**EXTRACT TO READ**
§

It’s a tug-of-war between the “bean counters” and the “been counted (unworthy of an upgrade)”. If you’re not on your company’s VIP list, good luck with getting business class to Singapore…
Trying to lure business travelers back into more expensive seats, airlines have slashed business-class fares to foreign cities. Many business-class airfares to Europe this fall are 33% to 66% cheaper than a year ago, an analysis by FareCompare.com finds.
While the cheaper fares are more attractive to cost-conscious companies, they are still a tough sell in this economy. In fact, some companies are requiring employees to buy only coach tickets, which traditionally are one-fourth to one-eighth the price of business class.
Delta Air Lines’ cheapest round trip, a non-stop New York-London coach ticket on Oct. 7, for example, was $716 for an Oct. 23 departure and an Oct. 30 return. The least-expensive business-class fare for the same flight was $4,634.
“The real question is: Will business travelers pay substantially more for a more comfy ride as companies move toward increased austerity?” asks FareCompare.com CEO Rick Seaney.
From what I can see, booking a lot of international travel for one major multinational client, the old days of expecting to fly business class are over unless you’re either a Vice President or other VIP with your corporation, or you luck into a free upgrade. It’s true that in some markets there are now heavily discounted, nonrefundable round-trip business class fares in the most competitive markets, but even then, they’re 4 or 8 times the cost of a discount, nonrefundable coach fare. AND they have bigger change penalties, in some cases approaching $300.00-$400.00 plus difference in fares. In the case of the company I’m currently “tied” to, there are now directives in place that state that a manager or higher must approve the purchase of a business class fare, via email in most cases. However, it’s a lot easier to get a “yes” if it’s a nonrefundable fare of, say, $3500 versus a refundable fare of $7,000-$8,500.
That said, the upgrade certificates that many corporate agencies administer on behalf of their accounts are now worth their weight in gold. They’re often given out in packs to companies that have corporate discount deals with international carriers, as a way to sweeten the deal.
As for domestic travel, some airlines are really good about offering either “free upgrade” coach fares that automatically get rebooked into the forward cabin when priced (typically they are booked in the last 2 or 3 pricing categories to sell out). Others are really good about upgrading frequent flyers as soon as they detect a new booking by a high-mileage traveler has been ticketed. Yet others don’t give out a lot of upgrades unless your mileage is stratospheric… but they do hand out a fair number of tightly controlled “free” tickets. As you might think, profitability is a problem for a couple of the examples I have in mind.
Still other airlines are operated like airborne cattle cars, yet continue to be profitable without any forward cabin at all. Why? Because they provide reliable, reasonably priced, friendly service (well, Southwest/WN, anyway).
Hmm… ironically, they’re getting the business without bothering about the class.

§

**PROVIDED MATERIAL**
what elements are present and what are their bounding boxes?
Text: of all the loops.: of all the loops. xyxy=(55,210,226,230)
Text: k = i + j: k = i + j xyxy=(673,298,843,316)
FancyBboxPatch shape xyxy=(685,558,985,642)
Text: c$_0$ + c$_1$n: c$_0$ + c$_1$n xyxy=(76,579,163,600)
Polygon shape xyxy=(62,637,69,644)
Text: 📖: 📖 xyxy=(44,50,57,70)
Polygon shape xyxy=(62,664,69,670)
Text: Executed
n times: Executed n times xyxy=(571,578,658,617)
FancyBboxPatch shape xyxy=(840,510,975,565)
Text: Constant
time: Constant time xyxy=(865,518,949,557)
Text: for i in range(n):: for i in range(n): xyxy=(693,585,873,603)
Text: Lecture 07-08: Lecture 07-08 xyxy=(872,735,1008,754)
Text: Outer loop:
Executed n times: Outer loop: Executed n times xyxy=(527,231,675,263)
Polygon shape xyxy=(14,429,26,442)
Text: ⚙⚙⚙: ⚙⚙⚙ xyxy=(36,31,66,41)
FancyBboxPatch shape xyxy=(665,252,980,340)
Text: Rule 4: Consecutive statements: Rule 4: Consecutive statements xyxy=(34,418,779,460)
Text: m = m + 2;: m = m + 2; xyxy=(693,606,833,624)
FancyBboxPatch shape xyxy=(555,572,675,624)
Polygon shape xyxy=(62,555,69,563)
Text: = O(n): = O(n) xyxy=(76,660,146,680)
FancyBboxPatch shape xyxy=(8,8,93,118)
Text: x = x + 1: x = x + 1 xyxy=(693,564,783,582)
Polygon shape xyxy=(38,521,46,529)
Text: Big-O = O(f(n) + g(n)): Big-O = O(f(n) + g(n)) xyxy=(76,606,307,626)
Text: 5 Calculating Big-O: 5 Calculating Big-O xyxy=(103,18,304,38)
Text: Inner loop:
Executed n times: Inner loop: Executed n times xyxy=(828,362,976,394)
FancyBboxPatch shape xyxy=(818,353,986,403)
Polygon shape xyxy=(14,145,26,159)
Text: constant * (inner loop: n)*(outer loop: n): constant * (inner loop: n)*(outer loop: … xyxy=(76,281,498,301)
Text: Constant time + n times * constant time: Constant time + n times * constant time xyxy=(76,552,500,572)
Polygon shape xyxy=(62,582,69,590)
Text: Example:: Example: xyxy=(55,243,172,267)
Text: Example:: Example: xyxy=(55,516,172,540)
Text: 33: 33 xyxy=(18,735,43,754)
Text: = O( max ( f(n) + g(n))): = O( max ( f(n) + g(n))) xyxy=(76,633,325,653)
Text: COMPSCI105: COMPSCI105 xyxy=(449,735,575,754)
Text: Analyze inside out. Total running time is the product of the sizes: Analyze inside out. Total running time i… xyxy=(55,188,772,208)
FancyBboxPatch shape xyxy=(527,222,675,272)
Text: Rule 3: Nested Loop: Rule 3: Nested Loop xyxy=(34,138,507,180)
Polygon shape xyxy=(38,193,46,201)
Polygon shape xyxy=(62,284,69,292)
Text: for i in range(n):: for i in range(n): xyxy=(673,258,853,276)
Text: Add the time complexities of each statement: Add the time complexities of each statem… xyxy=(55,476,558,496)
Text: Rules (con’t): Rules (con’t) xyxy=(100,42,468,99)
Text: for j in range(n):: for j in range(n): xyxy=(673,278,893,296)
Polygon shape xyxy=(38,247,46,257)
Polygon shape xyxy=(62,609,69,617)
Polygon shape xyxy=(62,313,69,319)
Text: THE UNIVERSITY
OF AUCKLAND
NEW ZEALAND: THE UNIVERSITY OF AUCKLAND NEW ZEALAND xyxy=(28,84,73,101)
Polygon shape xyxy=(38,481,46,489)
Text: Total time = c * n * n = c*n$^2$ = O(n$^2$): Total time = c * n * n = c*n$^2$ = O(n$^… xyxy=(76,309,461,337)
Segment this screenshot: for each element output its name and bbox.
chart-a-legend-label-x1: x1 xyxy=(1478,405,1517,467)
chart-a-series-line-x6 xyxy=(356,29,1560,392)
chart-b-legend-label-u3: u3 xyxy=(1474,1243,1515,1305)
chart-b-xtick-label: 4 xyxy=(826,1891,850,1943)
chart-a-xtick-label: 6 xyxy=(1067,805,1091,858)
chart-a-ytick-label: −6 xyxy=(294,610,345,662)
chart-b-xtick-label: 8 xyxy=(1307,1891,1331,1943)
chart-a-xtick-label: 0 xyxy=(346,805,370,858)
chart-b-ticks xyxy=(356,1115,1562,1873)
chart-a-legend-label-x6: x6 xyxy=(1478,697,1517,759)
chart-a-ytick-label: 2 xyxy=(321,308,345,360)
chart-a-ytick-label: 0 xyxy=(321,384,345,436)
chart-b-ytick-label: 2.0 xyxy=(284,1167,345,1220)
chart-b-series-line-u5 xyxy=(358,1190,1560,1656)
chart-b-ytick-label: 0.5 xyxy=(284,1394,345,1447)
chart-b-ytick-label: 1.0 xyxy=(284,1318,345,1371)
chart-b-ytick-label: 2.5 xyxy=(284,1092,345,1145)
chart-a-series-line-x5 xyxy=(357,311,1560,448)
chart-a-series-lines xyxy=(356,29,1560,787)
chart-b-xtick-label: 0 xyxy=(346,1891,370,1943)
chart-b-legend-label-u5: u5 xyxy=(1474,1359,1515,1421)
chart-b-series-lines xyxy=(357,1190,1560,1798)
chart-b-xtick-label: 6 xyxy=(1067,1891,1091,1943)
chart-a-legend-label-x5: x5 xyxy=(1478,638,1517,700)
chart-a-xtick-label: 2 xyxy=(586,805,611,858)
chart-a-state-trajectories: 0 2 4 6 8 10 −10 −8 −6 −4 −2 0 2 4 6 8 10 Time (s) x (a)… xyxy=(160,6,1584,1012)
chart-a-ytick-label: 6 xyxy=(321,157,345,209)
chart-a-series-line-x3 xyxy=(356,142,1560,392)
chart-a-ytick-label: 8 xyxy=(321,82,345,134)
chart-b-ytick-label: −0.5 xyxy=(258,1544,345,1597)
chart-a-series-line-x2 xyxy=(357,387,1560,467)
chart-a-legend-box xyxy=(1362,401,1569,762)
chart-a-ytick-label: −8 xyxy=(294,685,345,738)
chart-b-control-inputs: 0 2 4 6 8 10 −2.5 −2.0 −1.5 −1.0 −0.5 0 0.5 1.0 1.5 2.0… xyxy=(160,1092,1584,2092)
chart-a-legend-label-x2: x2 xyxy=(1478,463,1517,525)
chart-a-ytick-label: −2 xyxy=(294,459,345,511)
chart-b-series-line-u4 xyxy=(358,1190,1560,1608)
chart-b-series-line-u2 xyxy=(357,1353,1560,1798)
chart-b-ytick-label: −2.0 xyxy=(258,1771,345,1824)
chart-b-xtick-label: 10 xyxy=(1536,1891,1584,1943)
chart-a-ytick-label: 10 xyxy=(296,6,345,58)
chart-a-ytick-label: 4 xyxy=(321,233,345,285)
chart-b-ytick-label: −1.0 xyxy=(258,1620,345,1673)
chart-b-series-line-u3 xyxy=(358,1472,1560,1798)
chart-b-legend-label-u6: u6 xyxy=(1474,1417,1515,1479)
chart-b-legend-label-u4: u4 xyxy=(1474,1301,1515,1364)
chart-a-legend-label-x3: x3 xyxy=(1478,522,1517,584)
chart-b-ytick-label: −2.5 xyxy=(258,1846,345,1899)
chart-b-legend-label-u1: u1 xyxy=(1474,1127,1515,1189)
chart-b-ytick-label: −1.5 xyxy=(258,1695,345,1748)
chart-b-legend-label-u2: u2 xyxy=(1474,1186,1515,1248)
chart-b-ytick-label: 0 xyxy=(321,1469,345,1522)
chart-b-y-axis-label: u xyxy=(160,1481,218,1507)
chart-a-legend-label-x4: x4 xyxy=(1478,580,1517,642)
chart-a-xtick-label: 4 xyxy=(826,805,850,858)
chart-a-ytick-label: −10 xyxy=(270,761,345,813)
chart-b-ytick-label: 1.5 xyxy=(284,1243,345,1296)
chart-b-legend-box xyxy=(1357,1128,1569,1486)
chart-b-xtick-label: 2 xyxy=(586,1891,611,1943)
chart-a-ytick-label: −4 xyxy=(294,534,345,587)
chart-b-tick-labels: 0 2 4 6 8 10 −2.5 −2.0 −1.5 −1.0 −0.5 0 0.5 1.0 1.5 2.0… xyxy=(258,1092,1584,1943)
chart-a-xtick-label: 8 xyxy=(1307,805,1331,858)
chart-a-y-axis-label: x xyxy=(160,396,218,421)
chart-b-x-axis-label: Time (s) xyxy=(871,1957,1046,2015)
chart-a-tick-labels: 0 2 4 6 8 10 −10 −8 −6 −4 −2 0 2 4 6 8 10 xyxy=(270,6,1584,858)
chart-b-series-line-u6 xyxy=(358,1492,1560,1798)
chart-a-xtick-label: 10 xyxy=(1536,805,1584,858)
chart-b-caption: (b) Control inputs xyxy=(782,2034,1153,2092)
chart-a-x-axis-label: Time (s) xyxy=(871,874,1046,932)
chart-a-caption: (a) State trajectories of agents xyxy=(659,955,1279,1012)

§

**EXERCISE A**
In the text on business-class airfares, take the passage starting at "Still other airlines" and ending at "about the class.", switch "cattle cars" for "freight cars", and write out the result.
**EXERCISE B**
In the text on business-class airfares, what was the least-expensive business-class fare on the Delta New York-London flight?
The items stand apart from the text on business-class airfares and are separate material.

**ANSWER A**
Still other airlines are operated like airborne freight cars, yet continue to be profitable without any forward cabin at all. Why? Because they provide reliable, reasonably priced, friendly service (well, Southwest/WN, anyway).
Hmm… ironically, they’re getting the business without bothering about the class.

**ANSWER B**
$4,634